**INSTRUCTIONS TO FOLLOW:** Update the entries below by replacing "Privacy Policy" with "Privacy Notice" wherever it occurs. Reproduce all lines with everything else unchanged.

Stored records:

▼▼▼

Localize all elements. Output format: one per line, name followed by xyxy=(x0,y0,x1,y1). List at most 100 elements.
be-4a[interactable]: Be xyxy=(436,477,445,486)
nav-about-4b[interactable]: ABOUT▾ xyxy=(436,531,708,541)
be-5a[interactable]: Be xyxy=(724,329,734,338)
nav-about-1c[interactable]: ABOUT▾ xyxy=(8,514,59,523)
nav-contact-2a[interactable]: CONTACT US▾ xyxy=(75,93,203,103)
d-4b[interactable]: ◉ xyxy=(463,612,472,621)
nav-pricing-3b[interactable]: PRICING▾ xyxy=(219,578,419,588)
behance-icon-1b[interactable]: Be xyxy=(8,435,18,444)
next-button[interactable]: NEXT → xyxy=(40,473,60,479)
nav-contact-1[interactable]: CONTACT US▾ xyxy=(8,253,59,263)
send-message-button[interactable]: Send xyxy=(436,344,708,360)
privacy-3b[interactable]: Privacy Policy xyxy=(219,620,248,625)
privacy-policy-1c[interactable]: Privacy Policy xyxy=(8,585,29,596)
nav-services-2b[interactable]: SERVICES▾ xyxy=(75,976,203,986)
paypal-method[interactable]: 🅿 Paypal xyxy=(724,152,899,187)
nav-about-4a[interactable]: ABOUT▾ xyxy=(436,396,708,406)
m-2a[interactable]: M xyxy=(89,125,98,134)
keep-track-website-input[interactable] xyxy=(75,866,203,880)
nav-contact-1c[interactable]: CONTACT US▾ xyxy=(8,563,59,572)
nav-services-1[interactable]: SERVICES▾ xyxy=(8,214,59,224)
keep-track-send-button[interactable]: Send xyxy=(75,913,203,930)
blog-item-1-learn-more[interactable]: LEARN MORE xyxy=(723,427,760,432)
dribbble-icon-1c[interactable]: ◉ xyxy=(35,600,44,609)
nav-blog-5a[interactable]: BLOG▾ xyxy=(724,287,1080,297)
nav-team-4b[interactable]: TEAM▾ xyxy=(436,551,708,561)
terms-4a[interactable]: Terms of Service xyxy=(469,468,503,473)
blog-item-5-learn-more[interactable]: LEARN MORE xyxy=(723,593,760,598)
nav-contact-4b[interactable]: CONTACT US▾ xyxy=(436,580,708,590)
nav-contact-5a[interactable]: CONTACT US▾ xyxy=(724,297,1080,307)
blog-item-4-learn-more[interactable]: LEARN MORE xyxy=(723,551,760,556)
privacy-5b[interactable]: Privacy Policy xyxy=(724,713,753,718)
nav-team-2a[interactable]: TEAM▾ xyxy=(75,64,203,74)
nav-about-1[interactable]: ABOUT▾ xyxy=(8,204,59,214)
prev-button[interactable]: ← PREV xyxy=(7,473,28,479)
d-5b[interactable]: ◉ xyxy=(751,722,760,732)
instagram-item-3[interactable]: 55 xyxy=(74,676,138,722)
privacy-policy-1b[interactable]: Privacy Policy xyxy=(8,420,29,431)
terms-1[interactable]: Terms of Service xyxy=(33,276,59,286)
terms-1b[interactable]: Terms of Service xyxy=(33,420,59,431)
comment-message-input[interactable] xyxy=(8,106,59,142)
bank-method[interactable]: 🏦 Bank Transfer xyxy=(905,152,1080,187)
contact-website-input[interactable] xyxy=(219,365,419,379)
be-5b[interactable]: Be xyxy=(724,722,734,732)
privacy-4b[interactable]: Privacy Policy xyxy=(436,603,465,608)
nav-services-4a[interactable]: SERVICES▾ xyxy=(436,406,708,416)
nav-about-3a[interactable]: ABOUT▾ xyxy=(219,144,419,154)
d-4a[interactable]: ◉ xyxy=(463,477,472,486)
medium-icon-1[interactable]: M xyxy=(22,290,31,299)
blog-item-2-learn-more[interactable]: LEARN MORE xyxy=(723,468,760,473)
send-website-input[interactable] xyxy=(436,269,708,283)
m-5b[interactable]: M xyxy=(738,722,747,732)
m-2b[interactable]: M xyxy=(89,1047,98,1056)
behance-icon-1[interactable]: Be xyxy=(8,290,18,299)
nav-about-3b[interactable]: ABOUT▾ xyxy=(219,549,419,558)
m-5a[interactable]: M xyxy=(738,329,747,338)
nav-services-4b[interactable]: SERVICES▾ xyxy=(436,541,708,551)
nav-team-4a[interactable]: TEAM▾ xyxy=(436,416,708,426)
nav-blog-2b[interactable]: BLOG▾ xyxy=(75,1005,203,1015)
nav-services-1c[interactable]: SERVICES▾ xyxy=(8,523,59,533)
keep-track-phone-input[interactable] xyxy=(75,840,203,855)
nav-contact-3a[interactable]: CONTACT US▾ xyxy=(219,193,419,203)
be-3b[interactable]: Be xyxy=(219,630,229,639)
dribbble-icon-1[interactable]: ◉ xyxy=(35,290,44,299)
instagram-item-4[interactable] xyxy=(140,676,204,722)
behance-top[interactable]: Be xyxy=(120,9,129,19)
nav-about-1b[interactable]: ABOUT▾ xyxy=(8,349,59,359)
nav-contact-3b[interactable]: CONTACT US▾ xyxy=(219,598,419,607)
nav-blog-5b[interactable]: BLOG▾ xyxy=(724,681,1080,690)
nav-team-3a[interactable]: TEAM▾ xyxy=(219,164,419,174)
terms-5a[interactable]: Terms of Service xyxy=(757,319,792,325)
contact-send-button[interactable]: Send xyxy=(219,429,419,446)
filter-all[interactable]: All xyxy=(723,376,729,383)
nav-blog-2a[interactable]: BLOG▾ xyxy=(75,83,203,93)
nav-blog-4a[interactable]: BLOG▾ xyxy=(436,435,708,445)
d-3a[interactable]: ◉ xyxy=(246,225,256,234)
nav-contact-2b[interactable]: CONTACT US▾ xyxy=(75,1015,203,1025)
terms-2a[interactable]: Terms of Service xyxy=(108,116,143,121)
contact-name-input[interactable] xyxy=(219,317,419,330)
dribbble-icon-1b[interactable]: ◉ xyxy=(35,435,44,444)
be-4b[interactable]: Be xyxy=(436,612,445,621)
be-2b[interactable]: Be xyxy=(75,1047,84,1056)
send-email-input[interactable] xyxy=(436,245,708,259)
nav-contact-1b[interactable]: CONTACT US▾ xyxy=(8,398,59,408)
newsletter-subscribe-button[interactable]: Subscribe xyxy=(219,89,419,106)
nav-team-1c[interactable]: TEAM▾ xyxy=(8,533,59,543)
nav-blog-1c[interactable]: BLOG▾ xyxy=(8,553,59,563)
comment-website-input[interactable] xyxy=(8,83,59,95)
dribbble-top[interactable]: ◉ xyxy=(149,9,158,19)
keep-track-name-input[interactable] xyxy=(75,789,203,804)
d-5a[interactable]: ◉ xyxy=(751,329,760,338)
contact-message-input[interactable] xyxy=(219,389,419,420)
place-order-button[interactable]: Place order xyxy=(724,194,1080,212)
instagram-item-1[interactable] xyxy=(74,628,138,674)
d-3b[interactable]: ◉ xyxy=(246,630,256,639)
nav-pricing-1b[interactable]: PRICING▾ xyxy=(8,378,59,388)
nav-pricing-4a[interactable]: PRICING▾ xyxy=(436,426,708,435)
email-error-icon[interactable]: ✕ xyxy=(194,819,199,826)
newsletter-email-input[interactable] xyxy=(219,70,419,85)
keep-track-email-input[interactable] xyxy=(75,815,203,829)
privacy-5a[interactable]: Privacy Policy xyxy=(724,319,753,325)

▲▲▲

**FINISHED TASK:**
Localize all elements. Output format: one per line, name followed by xyxy=(x0,y0,x1,y1). List at most 100 elements.
be-4a[interactable]: Be xyxy=(436,477,445,486)
nav-about-4b[interactable]: ABOUT▾ xyxy=(436,531,708,541)
be-5a[interactable]: Be xyxy=(724,329,734,338)
nav-about-1c[interactable]: ABOUT▾ xyxy=(8,514,59,523)
nav-contact-2a[interactable]: CONTACT US▾ xyxy=(75,93,203,103)
d-4b[interactable]: ◉ xyxy=(463,612,472,621)
nav-pricing-3b[interactable]: PRICING▾ xyxy=(219,578,419,588)
behance-icon-1b[interactable]: Be xyxy=(8,435,18,444)
next-button[interactable]: NEXT → xyxy=(40,473,60,479)
nav-contact-1[interactable]: CONTACT US▾ xyxy=(8,253,59,263)
send-message-button[interactable]: Send xyxy=(436,344,708,360)
privacy-3b[interactable]: Privacy Notice xyxy=(219,620,248,625)
privacy-policy-1c[interactable]: Privacy Notice xyxy=(8,585,29,596)
nav-services-2b[interactable]: SERVICES▾ xyxy=(75,976,203,986)
paypal-method[interactable]: 🅿 Paypal xyxy=(724,152,899,187)
nav-about-4a[interactable]: ABOUT▾ xyxy=(436,396,708,406)
m-2a[interactable]: M xyxy=(89,125,98,134)
keep-track-website-input[interactable] xyxy=(75,866,203,880)
nav-contact-1c[interactable]: CONTACT US▾ xyxy=(8,563,59,572)
nav-services-1[interactable]: SERVICES▾ xyxy=(8,214,59,224)
keep-track-send-button[interactable]: Send xyxy=(75,913,203,930)
blog-item-1-learn-more[interactable]: LEARN MORE xyxy=(723,427,760,432)
dribbble-icon-1c[interactable]: ◉ xyxy=(35,600,44,609)
nav-blog-5a[interactable]: BLOG▾ xyxy=(724,287,1080,297)
nav-team-4b[interactable]: TEAM▾ xyxy=(436,551,708,561)
terms-4a[interactable]: Terms of Service xyxy=(469,468,503,473)
blog-item-5-learn-more[interactable]: LEARN MORE xyxy=(723,593,760,598)
nav-contact-4b[interactable]: CONTACT US▾ xyxy=(436,580,708,590)
nav-contact-5a[interactable]: CONTACT US▾ xyxy=(724,297,1080,307)
blog-item-4-learn-more[interactable]: LEARN MORE xyxy=(723,551,760,556)
privacy-5b[interactable]: Privacy Notice xyxy=(724,713,753,718)
nav-team-2a[interactable]: TEAM▾ xyxy=(75,64,203,74)
nav-about-1[interactable]: ABOUT▾ xyxy=(8,204,59,214)
prev-button[interactable]: ← PREV xyxy=(7,473,28,479)
d-5b[interactable]: ◉ xyxy=(751,722,760,732)
instagram-item-3[interactable]: 55 xyxy=(74,676,138,722)
privacy-policy-1b[interactable]: Privacy Notice xyxy=(8,420,29,431)
terms-1[interactable]: Terms of Service xyxy=(33,276,59,286)
terms-1b[interactable]: Terms of Service xyxy=(33,420,59,431)
comment-message-input[interactable] xyxy=(8,106,59,142)
bank-method[interactable]: 🏦 Bank Transfer xyxy=(905,152,1080,187)
contact-website-input[interactable] xyxy=(219,365,419,379)
be-5b[interactable]: Be xyxy=(724,722,734,732)
privacy-4b[interactable]: Privacy Notice xyxy=(436,603,465,608)
nav-services-4a[interactable]: SERVICES▾ xyxy=(436,406,708,416)
nav-about-3a[interactable]: ABOUT▾ xyxy=(219,144,419,154)
d-4a[interactable]: ◉ xyxy=(463,477,472,486)
medium-icon-1[interactable]: M xyxy=(22,290,31,299)
blog-item-2-learn-more[interactable]: LEARN MORE xyxy=(723,468,760,473)
send-website-input[interactable] xyxy=(436,269,708,283)
m-5b[interactable]: M xyxy=(738,722,747,732)
m-2b[interactable]: M xyxy=(89,1047,98,1056)
behance-icon-1[interactable]: Be xyxy=(8,290,18,299)
nav-about-3b[interactable]: ABOUT▾ xyxy=(219,549,419,558)
m-5a[interactable]: M xyxy=(738,329,747,338)
nav-services-4b[interactable]: SERVICES▾ xyxy=(436,541,708,551)
nav-team-4a[interactable]: TEAM▾ xyxy=(436,416,708,426)
nav-blog-2b[interactable]: BLOG▾ xyxy=(75,1005,203,1015)
nav-services-1c[interactable]: SERVICES▾ xyxy=(8,523,59,533)
keep-track-phone-input[interactable] xyxy=(75,840,203,855)
nav-contact-3a[interactable]: CONTACT US▾ xyxy=(219,193,419,203)
be-3b[interactable]: Be xyxy=(219,630,229,639)
dribbble-icon-1[interactable]: ◉ xyxy=(35,290,44,299)
instagram-item-4[interactable] xyxy=(140,676,204,722)
behance-top[interactable]: Be xyxy=(120,9,129,19)
nav-about-1b[interactable]: ABOUT▾ xyxy=(8,349,59,359)
nav-contact-3b[interactable]: CONTACT US▾ xyxy=(219,598,419,607)
nav-blog-5b[interactable]: BLOG▾ xyxy=(724,681,1080,690)
nav-team-3a[interactable]: TEAM▾ xyxy=(219,164,419,174)
terms-5a[interactable]: Terms of Service xyxy=(757,319,792,325)
contact-send-button[interactable]: Send xyxy=(219,429,419,446)
filter-all[interactable]: All xyxy=(723,376,729,383)
nav-blog-2a[interactable]: BLOG▾ xyxy=(75,83,203,93)
nav-blog-4a[interactable]: BLOG▾ xyxy=(436,435,708,445)
d-3a[interactable]: ◉ xyxy=(246,225,256,234)
nav-contact-2b[interactable]: CONTACT US▾ xyxy=(75,1015,203,1025)
terms-2a[interactable]: Terms of Service xyxy=(108,116,143,121)
contact-name-input[interactable] xyxy=(219,317,419,330)
dribbble-icon-1b[interactable]: ◉ xyxy=(35,435,44,444)
be-4b[interactable]: Be xyxy=(436,612,445,621)
be-2b[interactable]: Be xyxy=(75,1047,84,1056)
send-email-input[interactable] xyxy=(436,245,708,259)
nav-contact-1b[interactable]: CONTACT US▾ xyxy=(8,398,59,408)
newsletter-subscribe-button[interactable]: Subscribe xyxy=(219,89,419,106)
nav-team-1c[interactable]: TEAM▾ xyxy=(8,533,59,543)
nav-blog-1c[interactable]: BLOG▾ xyxy=(8,553,59,563)
comment-website-input[interactable] xyxy=(8,83,59,95)
dribbble-top[interactable]: ◉ xyxy=(149,9,158,19)
keep-track-name-input[interactable] xyxy=(75,789,203,804)
d-5a[interactable]: ◉ xyxy=(751,329,760,338)
contact-message-input[interactable] xyxy=(219,389,419,420)
place-order-button[interactable]: Place order xyxy=(724,194,1080,212)
instagram-item-1[interactable] xyxy=(74,628,138,674)
d-3b[interactable]: ◉ xyxy=(246,630,256,639)
nav-pricing-1b[interactable]: PRICING▾ xyxy=(8,378,59,388)
nav-pricing-4a[interactable]: PRICING▾ xyxy=(436,426,708,435)
email-error-icon[interactable]: ✕ xyxy=(194,819,199,826)
newsletter-email-input[interactable] xyxy=(219,70,419,85)
keep-track-email-input[interactable] xyxy=(75,815,203,829)
privacy-5a[interactable]: Privacy Notice xyxy=(724,319,753,325)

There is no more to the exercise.